STATED EXERCISE
Extract each line of the data and write it out again exactly.

* Begin MATERIAL FOR THE TASK *

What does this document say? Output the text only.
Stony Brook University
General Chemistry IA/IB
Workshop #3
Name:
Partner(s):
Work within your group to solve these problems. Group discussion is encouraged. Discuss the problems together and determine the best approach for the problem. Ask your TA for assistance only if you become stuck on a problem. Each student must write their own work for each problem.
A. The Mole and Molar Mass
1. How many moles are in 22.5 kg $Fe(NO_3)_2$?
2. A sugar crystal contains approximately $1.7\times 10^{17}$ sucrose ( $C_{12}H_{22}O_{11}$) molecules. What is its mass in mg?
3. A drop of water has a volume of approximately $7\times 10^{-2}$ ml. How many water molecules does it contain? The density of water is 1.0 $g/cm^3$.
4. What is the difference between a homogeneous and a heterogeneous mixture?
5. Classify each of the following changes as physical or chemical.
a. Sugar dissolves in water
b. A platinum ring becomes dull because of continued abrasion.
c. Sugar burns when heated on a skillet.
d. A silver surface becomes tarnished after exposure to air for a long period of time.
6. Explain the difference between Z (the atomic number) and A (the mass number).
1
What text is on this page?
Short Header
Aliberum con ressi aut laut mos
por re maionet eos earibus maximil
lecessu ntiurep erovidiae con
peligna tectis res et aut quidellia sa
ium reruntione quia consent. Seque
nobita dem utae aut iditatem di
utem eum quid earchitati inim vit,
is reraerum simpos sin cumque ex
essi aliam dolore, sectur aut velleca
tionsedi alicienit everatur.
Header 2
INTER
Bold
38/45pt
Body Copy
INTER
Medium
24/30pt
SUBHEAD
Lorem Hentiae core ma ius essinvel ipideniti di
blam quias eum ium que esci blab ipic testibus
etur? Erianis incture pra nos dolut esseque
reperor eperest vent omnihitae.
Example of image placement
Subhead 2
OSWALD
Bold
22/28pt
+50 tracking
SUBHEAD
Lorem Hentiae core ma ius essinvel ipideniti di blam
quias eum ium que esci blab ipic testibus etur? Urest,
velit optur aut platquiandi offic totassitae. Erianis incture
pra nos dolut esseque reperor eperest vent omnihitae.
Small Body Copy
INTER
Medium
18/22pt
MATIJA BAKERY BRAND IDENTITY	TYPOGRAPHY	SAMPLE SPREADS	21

* End MATERIAL FOR THE TASK *

COMPLETE ANSWER
What does this document say? Output the text only.
Stony Brook University
General Chemistry IA/IB
Workshop #3
Name:
Partner(s):
Work within your group to solve these problems. Group discussion is encouraged. Discuss the problems together and determine the best approach for the problem. Ask your TA for assistance only if you become stuck on a problem. Each student must write their own work for each problem.
A. The Mole and Molar Mass
1. How many moles are in 22.5 kg $Fe(NO_3)_2$?
2. A sugar crystal contains approximately $1.7\times 10^{17}$ sucrose ( $C_{12}H_{22}O_{11}$) molecules. What is its mass in mg?
3. A drop of water has a volume of approximately $7\times 10^{-2}$ ml. How many water molecules does it contain? The density of water is 1.0 $g/cm^3$.
4. What is the difference between a homogeneous and a heterogeneous mixture?
5. Classify each of the following changes as physical or chemical.
a. Sugar dissolves in water
b. A platinum ring becomes dull because of continued abrasion.
c. Sugar burns when heated on a skillet.
d. A silver surface becomes tarnished after exposure to air for a long period of time.
6. Explain the difference between Z (the atomic number) and A (the mass number).
1
What text is on this page?
Short Header
Aliberum con ressi aut laut mos
por re maionet eos earibus maximil
lecessu ntiurep erovidiae con
peligna tectis res et aut quidellia sa
ium reruntione quia consent. Seque
nobita dem utae aut iditatem di
utem eum quid earchitati inim vit,
is reraerum simpos sin cumque ex
essi aliam dolore, sectur aut velleca
tionsedi alicienit everatur.
Header 2
INTER
Bold
38/45pt
Body Copy
INTER
Medium
24/30pt
SUBHEAD
Lorem Hentiae core ma ius essinvel ipideniti di
blam quias eum ium que esci blab ipic testibus
etur? Erianis incture pra nos dolut esseque
reperor eperest vent omnihitae.
Example of image placement
Subhead 2
OSWALD
Bold
22/28pt
+50 tracking
SUBHEAD
Lorem Hentiae core ma ius essinvel ipideniti di blam
quias eum ium que esci blab ipic testibus etur? Urest,
velit optur aut platquiandi offic totassitae. Erianis incture
pra nos dolut esseque reperor eperest vent omnihitae.
Small Body Copy
INTER
Medium
18/22pt
MATIJA BAKERY BRAND IDENTITY	TYPOGRAPHY	SAMPLE SPREADS	21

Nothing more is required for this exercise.